• Do this: Go through the material below and copy all lines with "Voltage".

[Entries taken from a collection]
-----

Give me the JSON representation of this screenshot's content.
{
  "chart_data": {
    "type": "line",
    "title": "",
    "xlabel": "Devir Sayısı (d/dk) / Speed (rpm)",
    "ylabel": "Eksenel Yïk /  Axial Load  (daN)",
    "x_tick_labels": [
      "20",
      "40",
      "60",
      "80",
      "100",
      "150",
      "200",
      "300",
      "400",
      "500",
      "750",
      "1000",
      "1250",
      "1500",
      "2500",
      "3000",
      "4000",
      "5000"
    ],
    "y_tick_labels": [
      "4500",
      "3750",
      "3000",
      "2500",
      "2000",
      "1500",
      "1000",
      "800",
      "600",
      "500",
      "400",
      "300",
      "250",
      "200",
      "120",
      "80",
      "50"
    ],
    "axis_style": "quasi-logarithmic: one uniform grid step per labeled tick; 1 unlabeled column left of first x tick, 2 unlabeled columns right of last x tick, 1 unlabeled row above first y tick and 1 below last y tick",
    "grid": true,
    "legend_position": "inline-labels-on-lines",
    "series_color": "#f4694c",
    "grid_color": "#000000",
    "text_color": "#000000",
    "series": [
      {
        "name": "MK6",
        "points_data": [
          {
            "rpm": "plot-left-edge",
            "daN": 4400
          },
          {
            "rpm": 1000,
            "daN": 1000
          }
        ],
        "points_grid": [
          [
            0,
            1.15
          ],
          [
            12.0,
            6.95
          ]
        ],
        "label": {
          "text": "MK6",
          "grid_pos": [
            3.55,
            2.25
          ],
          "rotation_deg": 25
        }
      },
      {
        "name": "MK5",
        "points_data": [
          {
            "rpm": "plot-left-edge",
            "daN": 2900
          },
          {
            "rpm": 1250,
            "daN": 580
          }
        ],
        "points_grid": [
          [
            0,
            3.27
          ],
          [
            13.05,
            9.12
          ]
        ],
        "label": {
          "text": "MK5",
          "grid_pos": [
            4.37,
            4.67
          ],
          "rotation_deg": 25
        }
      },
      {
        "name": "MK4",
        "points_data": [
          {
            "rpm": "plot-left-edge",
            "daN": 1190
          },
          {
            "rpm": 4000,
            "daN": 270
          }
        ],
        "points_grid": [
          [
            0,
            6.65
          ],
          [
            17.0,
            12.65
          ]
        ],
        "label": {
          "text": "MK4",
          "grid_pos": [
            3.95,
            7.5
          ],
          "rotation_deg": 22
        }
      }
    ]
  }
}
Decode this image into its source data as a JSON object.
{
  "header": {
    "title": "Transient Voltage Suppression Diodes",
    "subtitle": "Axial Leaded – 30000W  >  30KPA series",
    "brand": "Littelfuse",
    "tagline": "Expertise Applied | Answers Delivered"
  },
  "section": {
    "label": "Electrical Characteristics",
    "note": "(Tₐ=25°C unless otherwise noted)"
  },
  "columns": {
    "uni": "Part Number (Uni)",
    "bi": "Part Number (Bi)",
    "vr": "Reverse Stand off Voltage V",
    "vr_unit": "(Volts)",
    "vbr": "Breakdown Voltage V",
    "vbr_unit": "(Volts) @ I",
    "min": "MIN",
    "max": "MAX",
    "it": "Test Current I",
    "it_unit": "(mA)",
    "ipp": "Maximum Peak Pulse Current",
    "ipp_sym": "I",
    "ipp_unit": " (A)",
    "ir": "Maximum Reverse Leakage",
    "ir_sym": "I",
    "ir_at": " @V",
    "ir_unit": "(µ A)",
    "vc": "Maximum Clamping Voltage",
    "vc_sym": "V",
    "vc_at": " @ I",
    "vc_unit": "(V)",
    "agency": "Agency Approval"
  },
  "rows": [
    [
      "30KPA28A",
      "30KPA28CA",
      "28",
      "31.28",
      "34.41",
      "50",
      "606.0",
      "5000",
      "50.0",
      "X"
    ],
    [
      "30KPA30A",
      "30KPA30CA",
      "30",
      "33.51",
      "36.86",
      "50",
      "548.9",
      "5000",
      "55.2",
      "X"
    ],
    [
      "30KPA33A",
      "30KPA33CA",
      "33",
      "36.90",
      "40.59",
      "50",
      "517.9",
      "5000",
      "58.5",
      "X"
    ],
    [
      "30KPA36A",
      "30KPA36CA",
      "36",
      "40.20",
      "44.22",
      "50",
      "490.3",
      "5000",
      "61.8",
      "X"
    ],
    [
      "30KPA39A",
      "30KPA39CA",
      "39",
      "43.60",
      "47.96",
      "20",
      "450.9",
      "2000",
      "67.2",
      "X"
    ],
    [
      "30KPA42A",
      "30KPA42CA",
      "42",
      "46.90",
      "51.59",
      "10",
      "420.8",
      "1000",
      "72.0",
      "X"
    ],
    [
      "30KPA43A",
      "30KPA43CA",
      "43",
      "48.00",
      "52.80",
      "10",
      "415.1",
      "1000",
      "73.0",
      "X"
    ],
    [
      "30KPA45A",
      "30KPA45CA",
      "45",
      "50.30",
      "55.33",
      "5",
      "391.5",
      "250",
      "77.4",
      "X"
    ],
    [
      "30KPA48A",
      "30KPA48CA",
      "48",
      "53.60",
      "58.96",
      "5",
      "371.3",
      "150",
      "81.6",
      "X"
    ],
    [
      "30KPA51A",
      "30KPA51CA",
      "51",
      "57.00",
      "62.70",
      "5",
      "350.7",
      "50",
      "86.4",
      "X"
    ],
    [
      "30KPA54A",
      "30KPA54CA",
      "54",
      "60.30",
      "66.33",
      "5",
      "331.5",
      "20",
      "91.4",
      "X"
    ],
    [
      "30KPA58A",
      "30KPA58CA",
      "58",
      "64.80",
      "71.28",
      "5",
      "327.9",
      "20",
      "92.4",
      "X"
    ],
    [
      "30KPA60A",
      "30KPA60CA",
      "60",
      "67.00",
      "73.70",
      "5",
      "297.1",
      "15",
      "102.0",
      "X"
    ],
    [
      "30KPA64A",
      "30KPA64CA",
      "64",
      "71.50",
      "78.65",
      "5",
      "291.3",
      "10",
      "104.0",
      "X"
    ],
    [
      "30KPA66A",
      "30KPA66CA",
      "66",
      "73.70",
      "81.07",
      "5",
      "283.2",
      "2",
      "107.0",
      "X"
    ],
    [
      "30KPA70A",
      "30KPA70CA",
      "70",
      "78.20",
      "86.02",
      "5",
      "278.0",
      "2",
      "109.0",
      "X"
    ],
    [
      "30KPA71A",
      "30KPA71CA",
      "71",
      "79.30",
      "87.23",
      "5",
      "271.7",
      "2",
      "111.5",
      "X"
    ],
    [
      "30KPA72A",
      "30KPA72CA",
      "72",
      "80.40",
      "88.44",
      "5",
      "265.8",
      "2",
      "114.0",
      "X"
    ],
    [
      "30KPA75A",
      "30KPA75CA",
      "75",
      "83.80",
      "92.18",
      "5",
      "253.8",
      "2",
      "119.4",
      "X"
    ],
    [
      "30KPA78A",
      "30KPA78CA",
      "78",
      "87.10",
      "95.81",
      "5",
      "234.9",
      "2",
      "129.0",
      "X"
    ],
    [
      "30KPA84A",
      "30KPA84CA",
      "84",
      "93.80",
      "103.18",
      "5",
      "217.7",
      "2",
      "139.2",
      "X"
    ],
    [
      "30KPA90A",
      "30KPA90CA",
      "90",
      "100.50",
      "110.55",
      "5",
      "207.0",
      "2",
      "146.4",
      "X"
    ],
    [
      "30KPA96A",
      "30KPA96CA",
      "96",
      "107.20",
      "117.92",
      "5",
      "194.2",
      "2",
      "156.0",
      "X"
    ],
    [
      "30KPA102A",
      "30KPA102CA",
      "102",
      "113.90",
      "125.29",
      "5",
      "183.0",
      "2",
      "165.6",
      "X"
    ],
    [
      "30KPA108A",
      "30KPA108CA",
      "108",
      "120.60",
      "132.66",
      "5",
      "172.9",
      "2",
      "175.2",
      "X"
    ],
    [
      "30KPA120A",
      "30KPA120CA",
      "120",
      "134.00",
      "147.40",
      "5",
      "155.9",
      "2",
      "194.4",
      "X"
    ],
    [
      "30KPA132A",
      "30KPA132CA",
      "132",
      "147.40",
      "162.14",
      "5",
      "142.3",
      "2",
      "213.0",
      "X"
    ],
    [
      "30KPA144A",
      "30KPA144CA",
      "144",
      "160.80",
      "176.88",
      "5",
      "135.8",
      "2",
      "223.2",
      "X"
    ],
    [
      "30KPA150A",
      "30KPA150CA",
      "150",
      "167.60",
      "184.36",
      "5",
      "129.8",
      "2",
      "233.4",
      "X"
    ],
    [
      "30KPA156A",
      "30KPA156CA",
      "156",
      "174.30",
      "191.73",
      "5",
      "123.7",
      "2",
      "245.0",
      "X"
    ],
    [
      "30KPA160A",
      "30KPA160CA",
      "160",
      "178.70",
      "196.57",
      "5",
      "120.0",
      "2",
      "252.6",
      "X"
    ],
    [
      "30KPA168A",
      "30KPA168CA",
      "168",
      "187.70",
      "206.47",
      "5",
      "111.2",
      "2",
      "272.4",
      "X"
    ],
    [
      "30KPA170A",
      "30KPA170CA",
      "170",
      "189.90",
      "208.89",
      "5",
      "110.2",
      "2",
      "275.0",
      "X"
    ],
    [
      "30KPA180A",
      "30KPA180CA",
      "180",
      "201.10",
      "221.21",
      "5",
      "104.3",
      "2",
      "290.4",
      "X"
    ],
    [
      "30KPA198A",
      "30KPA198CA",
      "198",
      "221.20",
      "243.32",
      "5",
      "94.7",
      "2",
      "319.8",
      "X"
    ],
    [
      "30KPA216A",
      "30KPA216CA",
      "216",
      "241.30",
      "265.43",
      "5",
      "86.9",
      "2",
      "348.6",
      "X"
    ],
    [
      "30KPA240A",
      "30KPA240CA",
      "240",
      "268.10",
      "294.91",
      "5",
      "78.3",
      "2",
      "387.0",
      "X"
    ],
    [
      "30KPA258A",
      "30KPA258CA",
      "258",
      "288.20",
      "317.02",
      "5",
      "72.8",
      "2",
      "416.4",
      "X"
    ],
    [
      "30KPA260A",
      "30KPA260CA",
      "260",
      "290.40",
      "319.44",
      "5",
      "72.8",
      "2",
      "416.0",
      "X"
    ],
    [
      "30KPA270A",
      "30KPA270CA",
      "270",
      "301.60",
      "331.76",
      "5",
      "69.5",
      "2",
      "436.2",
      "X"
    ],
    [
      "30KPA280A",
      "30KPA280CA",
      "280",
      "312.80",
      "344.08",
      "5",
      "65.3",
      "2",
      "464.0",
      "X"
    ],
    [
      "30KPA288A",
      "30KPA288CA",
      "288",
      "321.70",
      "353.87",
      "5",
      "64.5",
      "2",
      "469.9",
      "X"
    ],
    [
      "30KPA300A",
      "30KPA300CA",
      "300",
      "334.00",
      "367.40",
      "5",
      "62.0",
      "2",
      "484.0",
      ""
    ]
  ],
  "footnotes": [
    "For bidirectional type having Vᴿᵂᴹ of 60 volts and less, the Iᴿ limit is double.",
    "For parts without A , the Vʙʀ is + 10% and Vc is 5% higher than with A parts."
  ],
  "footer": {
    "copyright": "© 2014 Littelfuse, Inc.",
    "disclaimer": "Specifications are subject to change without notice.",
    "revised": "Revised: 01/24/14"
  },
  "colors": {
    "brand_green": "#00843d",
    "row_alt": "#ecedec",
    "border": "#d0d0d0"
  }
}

-----

• Written solution:
    "title": "Transient Voltage Suppression Diodes",
    "vr": "Reverse Stand off Voltage V",
    "vbr": "Breakdown Voltage V",
    "vc": "Maximum Clamping Voltage",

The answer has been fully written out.